* **WHAT YOU SHOULD DO**
Across the entries below, how many lines contain the string "agency"? Give only the count.

* **DATA PROVIDED**
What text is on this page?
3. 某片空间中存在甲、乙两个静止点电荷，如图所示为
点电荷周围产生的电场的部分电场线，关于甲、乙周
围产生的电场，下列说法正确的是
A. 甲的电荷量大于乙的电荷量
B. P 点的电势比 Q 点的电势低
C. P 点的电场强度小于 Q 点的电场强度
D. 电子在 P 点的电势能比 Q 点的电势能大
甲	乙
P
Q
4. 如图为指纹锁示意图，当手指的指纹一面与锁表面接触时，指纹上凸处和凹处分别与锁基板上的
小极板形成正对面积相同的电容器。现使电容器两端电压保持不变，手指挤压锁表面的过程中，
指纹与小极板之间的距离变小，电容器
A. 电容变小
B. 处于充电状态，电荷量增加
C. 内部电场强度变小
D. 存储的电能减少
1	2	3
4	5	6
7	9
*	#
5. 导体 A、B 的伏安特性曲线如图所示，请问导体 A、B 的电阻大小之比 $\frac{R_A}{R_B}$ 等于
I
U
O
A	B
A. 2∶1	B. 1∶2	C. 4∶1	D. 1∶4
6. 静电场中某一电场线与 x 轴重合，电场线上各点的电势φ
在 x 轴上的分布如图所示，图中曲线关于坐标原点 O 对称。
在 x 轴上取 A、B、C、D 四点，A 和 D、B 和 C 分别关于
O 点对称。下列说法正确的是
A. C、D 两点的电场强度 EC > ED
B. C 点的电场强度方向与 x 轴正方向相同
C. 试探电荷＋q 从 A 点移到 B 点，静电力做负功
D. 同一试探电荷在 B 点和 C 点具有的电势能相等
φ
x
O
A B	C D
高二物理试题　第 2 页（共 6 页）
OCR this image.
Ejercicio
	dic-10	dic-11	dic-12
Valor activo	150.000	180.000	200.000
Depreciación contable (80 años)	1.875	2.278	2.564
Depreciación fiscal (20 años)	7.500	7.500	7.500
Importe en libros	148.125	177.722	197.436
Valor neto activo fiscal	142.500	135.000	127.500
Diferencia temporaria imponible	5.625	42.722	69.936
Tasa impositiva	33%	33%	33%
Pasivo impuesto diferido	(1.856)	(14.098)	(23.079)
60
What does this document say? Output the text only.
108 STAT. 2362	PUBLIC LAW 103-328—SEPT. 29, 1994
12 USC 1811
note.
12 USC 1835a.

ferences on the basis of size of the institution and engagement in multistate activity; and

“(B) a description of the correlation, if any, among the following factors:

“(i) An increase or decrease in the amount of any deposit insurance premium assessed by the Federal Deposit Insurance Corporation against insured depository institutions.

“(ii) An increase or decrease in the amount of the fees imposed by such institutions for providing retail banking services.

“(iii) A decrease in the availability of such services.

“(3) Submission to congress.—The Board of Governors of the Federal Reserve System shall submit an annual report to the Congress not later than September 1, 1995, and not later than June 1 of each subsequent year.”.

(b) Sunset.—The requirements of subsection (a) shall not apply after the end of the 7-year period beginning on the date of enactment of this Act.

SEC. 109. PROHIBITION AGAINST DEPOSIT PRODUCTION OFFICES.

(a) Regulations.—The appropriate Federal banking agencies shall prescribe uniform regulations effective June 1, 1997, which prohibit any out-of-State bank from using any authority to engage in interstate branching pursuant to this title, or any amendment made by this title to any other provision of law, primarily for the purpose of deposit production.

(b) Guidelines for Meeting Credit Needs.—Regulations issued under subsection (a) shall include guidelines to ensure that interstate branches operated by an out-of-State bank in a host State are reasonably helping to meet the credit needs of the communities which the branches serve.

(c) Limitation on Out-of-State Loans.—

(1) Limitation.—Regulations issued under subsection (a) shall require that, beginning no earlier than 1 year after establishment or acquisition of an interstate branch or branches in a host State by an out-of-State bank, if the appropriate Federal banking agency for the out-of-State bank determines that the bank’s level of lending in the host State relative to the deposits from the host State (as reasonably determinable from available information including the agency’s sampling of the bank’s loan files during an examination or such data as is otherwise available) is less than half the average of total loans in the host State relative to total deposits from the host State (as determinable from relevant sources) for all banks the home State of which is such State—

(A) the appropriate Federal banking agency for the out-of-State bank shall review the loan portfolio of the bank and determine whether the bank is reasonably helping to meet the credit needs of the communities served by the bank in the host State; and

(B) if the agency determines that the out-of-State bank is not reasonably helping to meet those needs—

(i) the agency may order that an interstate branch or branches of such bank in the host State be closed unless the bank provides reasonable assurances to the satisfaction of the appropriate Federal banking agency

* **ANSWER TO THIS EXERCISE**
4